● **Objective**: Extract and list every line that contains the word "wtrysku".

● **Raw data**:
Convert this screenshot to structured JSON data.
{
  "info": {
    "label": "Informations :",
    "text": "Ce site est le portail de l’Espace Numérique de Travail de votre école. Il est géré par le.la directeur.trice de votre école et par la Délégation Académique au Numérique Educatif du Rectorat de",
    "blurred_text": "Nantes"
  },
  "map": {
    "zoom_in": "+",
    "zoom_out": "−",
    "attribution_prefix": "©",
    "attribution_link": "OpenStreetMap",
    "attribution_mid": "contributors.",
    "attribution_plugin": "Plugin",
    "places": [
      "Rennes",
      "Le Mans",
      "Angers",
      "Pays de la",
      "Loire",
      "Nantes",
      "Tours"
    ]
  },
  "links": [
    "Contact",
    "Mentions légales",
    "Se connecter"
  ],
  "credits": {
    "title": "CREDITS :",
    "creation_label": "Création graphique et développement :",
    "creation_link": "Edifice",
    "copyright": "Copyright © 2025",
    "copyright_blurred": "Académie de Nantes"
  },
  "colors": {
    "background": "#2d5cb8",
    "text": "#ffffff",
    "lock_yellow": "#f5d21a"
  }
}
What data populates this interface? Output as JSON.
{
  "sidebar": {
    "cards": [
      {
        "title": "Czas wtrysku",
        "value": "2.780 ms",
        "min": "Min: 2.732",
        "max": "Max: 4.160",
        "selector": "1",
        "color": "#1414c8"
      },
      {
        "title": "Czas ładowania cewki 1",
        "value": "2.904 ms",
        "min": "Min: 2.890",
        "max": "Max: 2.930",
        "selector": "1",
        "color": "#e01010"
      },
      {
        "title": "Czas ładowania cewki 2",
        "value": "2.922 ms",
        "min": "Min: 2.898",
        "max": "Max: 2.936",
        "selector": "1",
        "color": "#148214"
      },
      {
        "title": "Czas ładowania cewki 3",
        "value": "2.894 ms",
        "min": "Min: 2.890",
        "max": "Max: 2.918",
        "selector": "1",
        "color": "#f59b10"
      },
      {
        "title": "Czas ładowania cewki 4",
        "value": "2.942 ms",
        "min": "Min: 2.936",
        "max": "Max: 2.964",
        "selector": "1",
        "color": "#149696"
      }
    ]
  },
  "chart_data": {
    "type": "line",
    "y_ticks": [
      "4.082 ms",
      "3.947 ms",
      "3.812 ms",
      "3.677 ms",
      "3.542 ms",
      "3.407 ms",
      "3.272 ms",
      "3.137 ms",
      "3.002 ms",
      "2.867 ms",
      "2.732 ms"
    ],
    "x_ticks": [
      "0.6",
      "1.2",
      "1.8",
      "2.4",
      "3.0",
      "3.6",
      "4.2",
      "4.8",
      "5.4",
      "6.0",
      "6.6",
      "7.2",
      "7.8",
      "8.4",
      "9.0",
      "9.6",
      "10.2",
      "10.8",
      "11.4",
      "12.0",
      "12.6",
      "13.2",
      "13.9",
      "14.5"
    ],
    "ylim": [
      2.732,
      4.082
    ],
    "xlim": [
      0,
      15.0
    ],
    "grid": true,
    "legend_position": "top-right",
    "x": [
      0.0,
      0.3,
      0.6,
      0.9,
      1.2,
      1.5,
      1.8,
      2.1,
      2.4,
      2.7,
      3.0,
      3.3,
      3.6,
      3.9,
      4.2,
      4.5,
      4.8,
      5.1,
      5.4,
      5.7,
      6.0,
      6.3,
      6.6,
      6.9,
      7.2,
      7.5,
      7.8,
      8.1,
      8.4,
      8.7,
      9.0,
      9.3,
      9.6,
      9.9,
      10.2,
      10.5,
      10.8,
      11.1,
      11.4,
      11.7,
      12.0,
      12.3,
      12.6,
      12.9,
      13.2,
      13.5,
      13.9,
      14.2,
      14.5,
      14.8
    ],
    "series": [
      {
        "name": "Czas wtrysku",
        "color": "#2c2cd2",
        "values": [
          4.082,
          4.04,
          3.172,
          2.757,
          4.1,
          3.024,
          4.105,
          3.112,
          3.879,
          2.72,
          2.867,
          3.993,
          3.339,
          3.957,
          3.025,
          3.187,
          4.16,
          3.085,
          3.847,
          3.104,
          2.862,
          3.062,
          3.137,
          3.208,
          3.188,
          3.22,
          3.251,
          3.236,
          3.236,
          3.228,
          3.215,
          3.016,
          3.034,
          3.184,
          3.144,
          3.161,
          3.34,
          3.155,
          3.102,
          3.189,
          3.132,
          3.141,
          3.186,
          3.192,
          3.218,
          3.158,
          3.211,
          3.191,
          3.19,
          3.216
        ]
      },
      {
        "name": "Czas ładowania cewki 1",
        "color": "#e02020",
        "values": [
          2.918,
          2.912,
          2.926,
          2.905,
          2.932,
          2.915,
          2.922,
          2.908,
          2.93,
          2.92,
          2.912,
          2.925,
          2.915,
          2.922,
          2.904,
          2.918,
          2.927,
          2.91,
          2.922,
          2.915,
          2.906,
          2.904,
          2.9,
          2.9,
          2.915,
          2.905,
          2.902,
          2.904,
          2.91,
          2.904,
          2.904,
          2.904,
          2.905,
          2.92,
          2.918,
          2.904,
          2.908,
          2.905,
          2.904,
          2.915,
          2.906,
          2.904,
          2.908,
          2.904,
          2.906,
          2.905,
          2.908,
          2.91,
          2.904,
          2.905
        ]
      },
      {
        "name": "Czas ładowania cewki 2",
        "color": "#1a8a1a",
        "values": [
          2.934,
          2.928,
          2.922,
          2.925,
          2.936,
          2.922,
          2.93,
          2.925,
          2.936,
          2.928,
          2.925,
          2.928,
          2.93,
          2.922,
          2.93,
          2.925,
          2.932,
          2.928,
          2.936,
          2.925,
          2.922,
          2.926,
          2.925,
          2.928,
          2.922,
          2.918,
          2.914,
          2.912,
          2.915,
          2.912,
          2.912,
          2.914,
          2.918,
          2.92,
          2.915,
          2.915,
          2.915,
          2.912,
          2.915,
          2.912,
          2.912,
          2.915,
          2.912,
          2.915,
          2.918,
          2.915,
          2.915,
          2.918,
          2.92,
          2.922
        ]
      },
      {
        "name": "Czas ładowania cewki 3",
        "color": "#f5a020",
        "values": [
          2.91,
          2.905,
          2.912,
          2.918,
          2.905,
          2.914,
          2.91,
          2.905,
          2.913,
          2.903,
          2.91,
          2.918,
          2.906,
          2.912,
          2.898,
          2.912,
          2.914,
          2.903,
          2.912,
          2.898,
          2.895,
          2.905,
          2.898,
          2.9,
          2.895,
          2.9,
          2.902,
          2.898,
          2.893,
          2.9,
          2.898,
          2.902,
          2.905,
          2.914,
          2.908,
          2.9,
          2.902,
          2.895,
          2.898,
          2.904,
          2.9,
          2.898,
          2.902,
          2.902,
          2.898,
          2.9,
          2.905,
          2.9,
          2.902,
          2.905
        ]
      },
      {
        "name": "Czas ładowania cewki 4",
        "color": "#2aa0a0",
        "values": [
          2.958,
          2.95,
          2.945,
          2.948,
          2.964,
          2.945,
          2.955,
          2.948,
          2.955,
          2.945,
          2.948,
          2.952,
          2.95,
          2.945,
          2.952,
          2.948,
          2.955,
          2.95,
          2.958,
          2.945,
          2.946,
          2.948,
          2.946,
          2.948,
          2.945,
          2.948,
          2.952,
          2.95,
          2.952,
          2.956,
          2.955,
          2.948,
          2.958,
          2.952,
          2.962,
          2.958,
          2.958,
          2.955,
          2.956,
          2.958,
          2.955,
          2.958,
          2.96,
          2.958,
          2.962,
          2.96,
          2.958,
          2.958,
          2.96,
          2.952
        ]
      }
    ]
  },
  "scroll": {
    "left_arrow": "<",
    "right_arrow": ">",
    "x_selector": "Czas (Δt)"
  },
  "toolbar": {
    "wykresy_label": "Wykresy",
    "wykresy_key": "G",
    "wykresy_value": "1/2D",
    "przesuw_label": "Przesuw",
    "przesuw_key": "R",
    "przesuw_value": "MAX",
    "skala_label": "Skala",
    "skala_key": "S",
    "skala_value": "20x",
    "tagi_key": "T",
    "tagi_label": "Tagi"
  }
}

● **Written answer**:
        "title": "Czas wtrysku",
        "name": "Czas wtrysku",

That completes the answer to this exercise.